読んで考える.
- 1) 本文で、7月22日から始まる「GOTOトラベル」の対象から東京発着が外されたのは何を受けてのことか。1〜3文で説明せよ。
- 2) 骨太の方針原案を扱った本文の続きを、最後の「(デジタルニューディール)」の後から書き進めよ。

本文.
骨太の方針原案;第3章 「新たな日常」の実現
東京都の7月16日の新型コロナによる新規感染者は280人台、過去最高になったとのこと。少しの気のゆるみが大きな感染拡大につながるようで、一人一人が気を付けなくては、なかなか収束へ向かわないものと思われます。
それを受けて、7月22日から始まる国の「GOTOトラベル」の対象から東京発着が除外されてしまいました。時期尚早ということでしょうか。大阪府や神奈川県が除外対象にならなかったことも含めて判断が正しかったのかはいずれはっきりするものと思われます。
並行して7月8日に出された経済財政諮問会議の「骨太の方針2020(原案)」(経済財政運営と改革の基本方針 202)は、「新型コロナウイルス感染症後の社会に向け、新たな日常を実現するための様々な政策を提案」ということで注目してきましたが、今回で最終とします。
第3章は「新たな日常」の実現、となっています。
実は、行政改革の取り組みとして、最も注目したいのがこの章です。ただし、
第1章 新型コロナウイルス感染症の下での危機克服と新しい未来に向けて
第2章 感染症拡大への対応と経済活動の段階的引上げ
の流れを無視して、唐突に行政の仕組みの改革は、なかなか取り組みにくいのではないかと危惧します。
実現性はさておき、たいへん画期的な内容になっておりますので、いくつか、ピックアップさせていただきます。
1.「新たな日常」構築の原動力となるデジタル化への集中投資・実装とその環境整備
(デジタルニューディール)

提供資料.
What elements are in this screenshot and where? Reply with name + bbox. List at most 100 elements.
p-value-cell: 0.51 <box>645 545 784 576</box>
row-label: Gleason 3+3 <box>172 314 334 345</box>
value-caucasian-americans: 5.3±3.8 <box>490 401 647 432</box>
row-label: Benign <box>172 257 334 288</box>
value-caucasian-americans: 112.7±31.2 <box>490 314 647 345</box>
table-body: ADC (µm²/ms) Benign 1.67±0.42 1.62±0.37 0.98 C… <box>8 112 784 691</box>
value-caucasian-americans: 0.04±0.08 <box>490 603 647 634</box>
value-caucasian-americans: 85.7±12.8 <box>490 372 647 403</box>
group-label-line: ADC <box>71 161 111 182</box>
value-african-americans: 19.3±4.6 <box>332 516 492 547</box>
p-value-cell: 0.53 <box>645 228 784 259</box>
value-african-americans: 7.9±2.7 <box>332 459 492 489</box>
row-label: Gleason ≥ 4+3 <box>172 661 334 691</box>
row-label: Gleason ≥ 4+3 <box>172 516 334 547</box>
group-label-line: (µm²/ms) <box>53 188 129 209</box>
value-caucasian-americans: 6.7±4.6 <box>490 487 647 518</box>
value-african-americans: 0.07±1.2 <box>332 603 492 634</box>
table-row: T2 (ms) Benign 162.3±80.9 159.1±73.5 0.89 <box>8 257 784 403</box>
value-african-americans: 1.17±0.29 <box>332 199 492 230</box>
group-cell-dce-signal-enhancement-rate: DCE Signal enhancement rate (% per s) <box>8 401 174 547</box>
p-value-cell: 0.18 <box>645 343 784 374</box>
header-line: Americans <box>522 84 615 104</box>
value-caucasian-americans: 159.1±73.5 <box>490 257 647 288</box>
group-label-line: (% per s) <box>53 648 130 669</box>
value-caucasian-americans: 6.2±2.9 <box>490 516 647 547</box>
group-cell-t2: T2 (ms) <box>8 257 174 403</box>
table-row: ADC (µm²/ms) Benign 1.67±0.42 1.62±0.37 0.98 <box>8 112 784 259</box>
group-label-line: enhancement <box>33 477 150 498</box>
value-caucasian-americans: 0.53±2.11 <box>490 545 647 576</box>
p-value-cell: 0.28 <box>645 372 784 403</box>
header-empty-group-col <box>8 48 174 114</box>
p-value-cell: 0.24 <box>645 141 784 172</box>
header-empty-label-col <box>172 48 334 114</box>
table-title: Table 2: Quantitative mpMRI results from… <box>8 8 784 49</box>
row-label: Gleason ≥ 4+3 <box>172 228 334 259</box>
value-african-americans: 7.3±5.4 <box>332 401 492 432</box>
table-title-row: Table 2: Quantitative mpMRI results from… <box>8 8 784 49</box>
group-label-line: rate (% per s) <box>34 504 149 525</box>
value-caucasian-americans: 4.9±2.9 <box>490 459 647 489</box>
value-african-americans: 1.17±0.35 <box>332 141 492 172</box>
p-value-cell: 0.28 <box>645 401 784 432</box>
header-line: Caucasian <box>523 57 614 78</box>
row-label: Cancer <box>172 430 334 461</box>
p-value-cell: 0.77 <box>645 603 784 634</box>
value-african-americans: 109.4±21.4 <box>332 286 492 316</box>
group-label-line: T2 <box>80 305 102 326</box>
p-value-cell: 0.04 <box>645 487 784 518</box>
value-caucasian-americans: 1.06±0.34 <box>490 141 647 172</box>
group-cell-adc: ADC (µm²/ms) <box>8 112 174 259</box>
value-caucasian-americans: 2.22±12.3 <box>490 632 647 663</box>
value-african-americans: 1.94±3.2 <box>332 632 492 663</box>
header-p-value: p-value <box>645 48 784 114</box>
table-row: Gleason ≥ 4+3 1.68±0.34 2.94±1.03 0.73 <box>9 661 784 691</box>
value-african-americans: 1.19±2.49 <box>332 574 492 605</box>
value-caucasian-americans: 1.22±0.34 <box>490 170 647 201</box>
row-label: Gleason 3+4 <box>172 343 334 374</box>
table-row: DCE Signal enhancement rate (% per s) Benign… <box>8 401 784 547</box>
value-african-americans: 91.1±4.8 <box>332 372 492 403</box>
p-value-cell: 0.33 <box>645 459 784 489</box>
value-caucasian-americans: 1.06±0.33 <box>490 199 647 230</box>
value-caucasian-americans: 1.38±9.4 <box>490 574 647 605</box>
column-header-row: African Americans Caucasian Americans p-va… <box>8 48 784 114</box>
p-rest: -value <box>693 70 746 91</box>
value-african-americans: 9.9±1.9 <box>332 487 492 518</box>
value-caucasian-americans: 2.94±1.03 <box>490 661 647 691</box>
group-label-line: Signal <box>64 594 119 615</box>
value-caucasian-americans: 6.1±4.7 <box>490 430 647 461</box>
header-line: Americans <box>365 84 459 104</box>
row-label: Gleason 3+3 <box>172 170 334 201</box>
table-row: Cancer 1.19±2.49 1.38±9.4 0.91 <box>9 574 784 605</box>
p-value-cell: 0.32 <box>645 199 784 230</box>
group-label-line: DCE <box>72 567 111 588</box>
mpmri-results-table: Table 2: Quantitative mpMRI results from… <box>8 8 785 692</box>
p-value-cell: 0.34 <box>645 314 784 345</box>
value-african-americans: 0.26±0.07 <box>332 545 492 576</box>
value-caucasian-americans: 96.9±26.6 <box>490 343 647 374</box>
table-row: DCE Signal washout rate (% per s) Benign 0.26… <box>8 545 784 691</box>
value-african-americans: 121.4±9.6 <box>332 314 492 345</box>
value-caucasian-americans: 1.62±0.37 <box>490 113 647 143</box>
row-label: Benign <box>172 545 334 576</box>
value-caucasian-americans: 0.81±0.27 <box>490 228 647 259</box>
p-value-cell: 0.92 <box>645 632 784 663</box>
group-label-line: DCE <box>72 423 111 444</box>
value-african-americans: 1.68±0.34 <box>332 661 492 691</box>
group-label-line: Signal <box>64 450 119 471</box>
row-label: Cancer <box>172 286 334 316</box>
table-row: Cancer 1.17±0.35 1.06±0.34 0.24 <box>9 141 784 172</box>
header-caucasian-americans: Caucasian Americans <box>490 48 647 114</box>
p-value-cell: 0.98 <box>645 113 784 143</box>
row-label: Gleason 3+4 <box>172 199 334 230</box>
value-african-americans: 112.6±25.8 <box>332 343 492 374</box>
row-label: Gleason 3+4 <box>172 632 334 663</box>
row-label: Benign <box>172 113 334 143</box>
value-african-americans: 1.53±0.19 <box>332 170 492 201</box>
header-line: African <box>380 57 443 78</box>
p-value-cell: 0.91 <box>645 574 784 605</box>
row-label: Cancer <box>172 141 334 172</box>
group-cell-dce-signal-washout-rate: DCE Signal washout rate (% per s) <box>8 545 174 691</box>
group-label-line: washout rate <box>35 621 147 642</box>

解答.
- 1) 東京都の7月16日の新型コロナによる新規感染者が280人台となり、過去最高になったことを受けて、東京発着が対象から除外された。

- 2)
デジタル化やデータ活用そして価値観の変化等を通じてパラダイムシフトと呼ぶほどの大きな変革が世界全体で起きている。デジタル化の推進は、日本が抱えてきた多くの
課題解決、そして今後の経済成長にも資する。単なる新技術の導入ではなく、制度や政策、組織の在り方等をそれに合わせて変革していく、いわば社会全体のDXが「新たな日常」の原動力となる。感染症対応で明らかになったデジタル化の遅れや課題についての徹底した検証・分析を行い、この1年を集中改革期間として、改革を強化・加速するとともに、関係府省庁における政策の実施状況、社会への実装状況を進捗管理する。
2.「新たな日常」が実現される地域社会づくり、安全・安心の確保
感染症拡大により、テレワークの活用を通じて、場所にとらわれず仕事ができるという認識が広まりつつある。こうした動きは、多様な人材の活躍の場を広げ、付加価値生
産性向上につながるとともに、地方移住の可能性を広げるものである。「新たな日常」を支える地域社会や地方創生を実現していくため、首都圏において地方移住への関心が高まっているこの機を捉え、スマートシティの推進等を通じ、東京圏への一極集中の流れを大きく変えるとともに、観光や農林水産業といった地域が誇る資源を最大限活かして、強靱かつ自律的な地域経済を構築することにより、多核連携型の経済社会や国土の在り方を新たに具体化し、国・地方、さらに官民が協力してその実現を進める。
3.「人」への投資の強化 ― 「新たな日常」を支える生産性向上
感染症による学校の臨時休業により、公教育のオンライン対応の遅れが顕著になり、学びを止めないことが課題となった。学びにおけるデジタル化・リモート化を推進し、
優れた取組の横展開とPDCAの実行により、教育の質の向上と学習環境の格差防止に取り組み、子供たちの学びを保障する。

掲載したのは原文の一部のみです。